- What the task asks -
Write out each entry, exactly the way it appears.

- Record list -
↓↓↓

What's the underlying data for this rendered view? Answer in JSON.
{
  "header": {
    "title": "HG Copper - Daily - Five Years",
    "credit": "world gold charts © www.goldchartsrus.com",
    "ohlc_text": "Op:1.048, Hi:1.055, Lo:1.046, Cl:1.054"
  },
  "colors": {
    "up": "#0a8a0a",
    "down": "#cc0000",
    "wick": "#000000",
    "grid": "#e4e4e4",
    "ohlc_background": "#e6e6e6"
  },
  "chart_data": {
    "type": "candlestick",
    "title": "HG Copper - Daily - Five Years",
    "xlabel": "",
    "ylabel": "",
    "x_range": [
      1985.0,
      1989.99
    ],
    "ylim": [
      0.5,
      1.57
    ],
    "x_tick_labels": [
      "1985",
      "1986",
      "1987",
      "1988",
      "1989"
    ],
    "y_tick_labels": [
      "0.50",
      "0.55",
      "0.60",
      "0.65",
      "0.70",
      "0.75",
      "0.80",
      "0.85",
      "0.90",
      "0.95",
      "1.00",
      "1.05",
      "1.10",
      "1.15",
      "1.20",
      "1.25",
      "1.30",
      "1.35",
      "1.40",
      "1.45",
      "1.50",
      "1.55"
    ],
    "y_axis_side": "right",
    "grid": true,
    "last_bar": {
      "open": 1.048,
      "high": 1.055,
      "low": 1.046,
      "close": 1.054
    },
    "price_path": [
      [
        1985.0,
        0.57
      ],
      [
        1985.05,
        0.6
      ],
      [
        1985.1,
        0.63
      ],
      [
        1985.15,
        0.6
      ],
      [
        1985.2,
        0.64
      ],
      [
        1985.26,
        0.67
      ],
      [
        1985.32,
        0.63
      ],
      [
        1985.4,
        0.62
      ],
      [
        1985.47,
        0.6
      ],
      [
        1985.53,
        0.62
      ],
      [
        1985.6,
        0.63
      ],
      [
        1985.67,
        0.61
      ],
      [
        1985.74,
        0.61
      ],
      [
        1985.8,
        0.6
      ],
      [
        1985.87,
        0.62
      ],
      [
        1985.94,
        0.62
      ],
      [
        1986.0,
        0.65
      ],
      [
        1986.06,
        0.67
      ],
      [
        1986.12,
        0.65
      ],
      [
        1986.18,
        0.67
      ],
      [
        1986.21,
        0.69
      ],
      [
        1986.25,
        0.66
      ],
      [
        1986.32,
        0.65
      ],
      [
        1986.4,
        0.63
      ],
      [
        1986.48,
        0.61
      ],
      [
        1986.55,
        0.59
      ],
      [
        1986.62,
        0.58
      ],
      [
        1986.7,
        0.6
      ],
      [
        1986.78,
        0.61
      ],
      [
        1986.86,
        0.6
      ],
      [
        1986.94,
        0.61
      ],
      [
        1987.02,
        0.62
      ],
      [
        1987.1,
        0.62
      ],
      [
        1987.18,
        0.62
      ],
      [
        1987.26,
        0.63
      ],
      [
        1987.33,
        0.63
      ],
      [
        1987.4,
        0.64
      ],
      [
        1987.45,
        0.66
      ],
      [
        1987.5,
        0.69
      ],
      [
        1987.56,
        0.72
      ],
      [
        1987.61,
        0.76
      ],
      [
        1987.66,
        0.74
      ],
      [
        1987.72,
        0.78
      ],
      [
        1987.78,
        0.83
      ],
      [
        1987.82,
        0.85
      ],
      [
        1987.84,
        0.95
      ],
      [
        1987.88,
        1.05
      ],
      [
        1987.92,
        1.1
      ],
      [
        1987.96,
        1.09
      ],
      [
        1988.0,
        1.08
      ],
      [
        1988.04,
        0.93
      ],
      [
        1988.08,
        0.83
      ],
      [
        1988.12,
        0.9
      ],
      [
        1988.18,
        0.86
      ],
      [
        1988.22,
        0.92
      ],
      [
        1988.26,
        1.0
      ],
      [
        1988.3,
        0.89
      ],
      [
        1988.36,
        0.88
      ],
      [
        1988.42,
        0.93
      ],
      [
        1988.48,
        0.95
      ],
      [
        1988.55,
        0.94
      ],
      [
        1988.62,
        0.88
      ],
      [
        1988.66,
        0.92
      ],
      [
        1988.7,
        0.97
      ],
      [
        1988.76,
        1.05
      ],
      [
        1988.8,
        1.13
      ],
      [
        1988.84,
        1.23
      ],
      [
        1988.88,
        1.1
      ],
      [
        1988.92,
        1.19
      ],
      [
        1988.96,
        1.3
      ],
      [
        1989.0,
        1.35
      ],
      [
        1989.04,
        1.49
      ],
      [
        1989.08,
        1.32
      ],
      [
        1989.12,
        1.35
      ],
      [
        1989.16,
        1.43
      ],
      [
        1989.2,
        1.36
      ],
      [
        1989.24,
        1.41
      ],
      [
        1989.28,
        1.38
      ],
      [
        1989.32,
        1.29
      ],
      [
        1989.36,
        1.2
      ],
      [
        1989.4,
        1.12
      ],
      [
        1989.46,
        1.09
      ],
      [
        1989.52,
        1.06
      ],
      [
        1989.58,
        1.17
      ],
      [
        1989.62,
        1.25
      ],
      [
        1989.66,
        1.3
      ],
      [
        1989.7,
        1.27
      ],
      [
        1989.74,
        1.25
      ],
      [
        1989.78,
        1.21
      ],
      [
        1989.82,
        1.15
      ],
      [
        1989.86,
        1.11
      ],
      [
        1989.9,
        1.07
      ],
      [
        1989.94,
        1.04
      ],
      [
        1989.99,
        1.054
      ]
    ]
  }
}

↑↑↑

- Response below -
What's the underlying data for this rendered view? Answer in JSON.
{
  "header": {
    "title": "HG Copper - Daily - Five Years",
    "credit": "world gold charts © www.goldchartsrus.com",
    "ohlc_text": "Op:1.048, Hi:1.055, Lo:1.046, Cl:1.054"
  },
  "colors": {
    "up": "#0a8a0a",
    "down": "#cc0000",
    "wick": "#000000",
    "grid": "#e4e4e4",
    "ohlc_background": "#e6e6e6"
  },
  "chart_data": {
    "type": "candlestick",
    "title": "HG Copper - Daily - Five Years",
    "xlabel": "",
    "ylabel": "",
    "x_range": [
      1985.0,
      1989.99
    ],
    "ylim": [
      0.5,
      1.57
    ],
    "x_tick_labels": [
      "1985",
      "1986",
      "1987",
      "1988",
      "1989"
    ],
    "y_tick_labels": [
      "0.50",
      "0.55",
      "0.60",
      "0.65",
      "0.70",
      "0.75",
      "0.80",
      "0.85",
      "0.90",
      "0.95",
      "1.00",
      "1.05",
      "1.10",
      "1.15",
      "1.20",
      "1.25",
      "1.30",
      "1.35",
      "1.40",
      "1.45",
      "1.50",
      "1.55"
    ],
    "y_axis_side": "right",
    "grid": true,
    "last_bar": {
      "open": 1.048,
      "high": 1.055,
      "low": 1.046,
      "close": 1.054
    },
    "price_path": [
      [
        1985.0,
        0.57
      ],
      [
        1985.05,
        0.6
      ],
      [
        1985.1,
        0.63
      ],
      [
        1985.15,
        0.6
      ],
      [
        1985.2,
        0.64
      ],
      [
        1985.26,
        0.67
      ],
      [
        1985.32,
        0.63
      ],
      [
        1985.4,
        0.62
      ],
      [
        1985.47,
        0.6
      ],
      [
        1985.53,
        0.62
      ],
      [
        1985.6,
        0.63
      ],
      [
        1985.67,
        0.61
      ],
      [
        1985.74,
        0.61
      ],
      [
        1985.8,
        0.6
      ],
      [
        1985.87,
        0.62
      ],
      [
        1985.94,
        0.62
      ],
      [
        1986.0,
        0.65
      ],
      [
        1986.06,
        0.67
      ],
      [
        1986.12,
        0.65
      ],
      [
        1986.18,
        0.67
      ],
      [
        1986.21,
        0.69
      ],
      [
        1986.25,
        0.66
      ],
      [
        1986.32,
        0.65
      ],
      [
        1986.4,
        0.63
      ],
      [
        1986.48,
        0.61
      ],
      [
        1986.55,
        0.59
      ],
      [
        1986.62,
        0.58
      ],
      [
        1986.7,
        0.6
      ],
      [
        1986.78,
        0.61
      ],
      [
        1986.86,
        0.6
      ],
      [
        1986.94,
        0.61
      ],
      [
        1987.02,
        0.62
      ],
      [
        1987.1,
        0.62
      ],
      [
        1987.18,
        0.62
      ],
      [
        1987.26,
        0.63
      ],
      [
        1987.33,
        0.63
      ],
      [
        1987.4,
        0.64
      ],
      [
        1987.45,
        0.66
      ],
      [
        1987.5,
        0.69
      ],
      [
        1987.56,
        0.72
      ],
      [
        1987.61,
        0.76
      ],
      [
        1987.66,
        0.74
      ],
      [
        1987.72,
        0.78
      ],
      [
        1987.78,
        0.83
      ],
      [
        1987.82,
        0.85
      ],
      [
        1987.84,
        0.95
      ],
      [
        1987.88,
        1.05
      ],
      [
        1987.92,
        1.1
      ],
      [
        1987.96,
        1.09
      ],
      [
        1988.0,
        1.08
      ],
      [
        1988.04,
        0.93
      ],
      [
        1988.08,
        0.83
      ],
      [
        1988.12,
        0.9
      ],
      [
        1988.18,
        0.86
      ],
      [
        1988.22,
        0.92
      ],
      [
        1988.26,
        1.0
      ],
      [
        1988.3,
        0.89
      ],
      [
        1988.36,
        0.88
      ],
      [
        1988.42,
        0.93
      ],
      [
        1988.48,
        0.95
      ],
      [
        1988.55,
        0.94
      ],
      [
        1988.62,
        0.88
      ],
      [
        1988.66,
        0.92
      ],
      [
        1988.7,
        0.97
      ],
      [
        1988.76,
        1.05
      ],
      [
        1988.8,
        1.13
      ],
      [
        1988.84,
        1.23
      ],
      [
        1988.88,
        1.1
      ],
      [
        1988.92,
        1.19
      ],
      [
        1988.96,
        1.3
      ],
      [
        1989.0,
        1.35
      ],
      [
        1989.04,
        1.49
      ],
      [
        1989.08,
        1.32
      ],
      [
        1989.12,
        1.35
      ],
      [
        1989.16,
        1.43
      ],
      [
        1989.2,
        1.36
      ],
      [
        1989.24,
        1.41
      ],
      [
        1989.28,
        1.38
      ],
      [
        1989.32,
        1.29
      ],
      [
        1989.36,
        1.2
      ],
      [
        1989.4,
        1.12
      ],
      [
        1989.46,
        1.09
      ],
      [
        1989.52,
        1.06
      ],
      [
        1989.58,
        1.17
      ],
      [
        1989.62,
        1.25
      ],
      [
        1989.66,
        1.3
      ],
      [
        1989.7,
        1.27
      ],
      [
        1989.74,
        1.25
      ],
      [
        1989.78,
        1.21
      ],
      [
        1989.82,
        1.15
      ],
      [
        1989.86,
        1.11
      ],
      [
        1989.9,
        1.07
      ],
      [
        1989.94,
        1.04
      ],
      [
        1989.99,
        1.054
      ]
    ]
  }
}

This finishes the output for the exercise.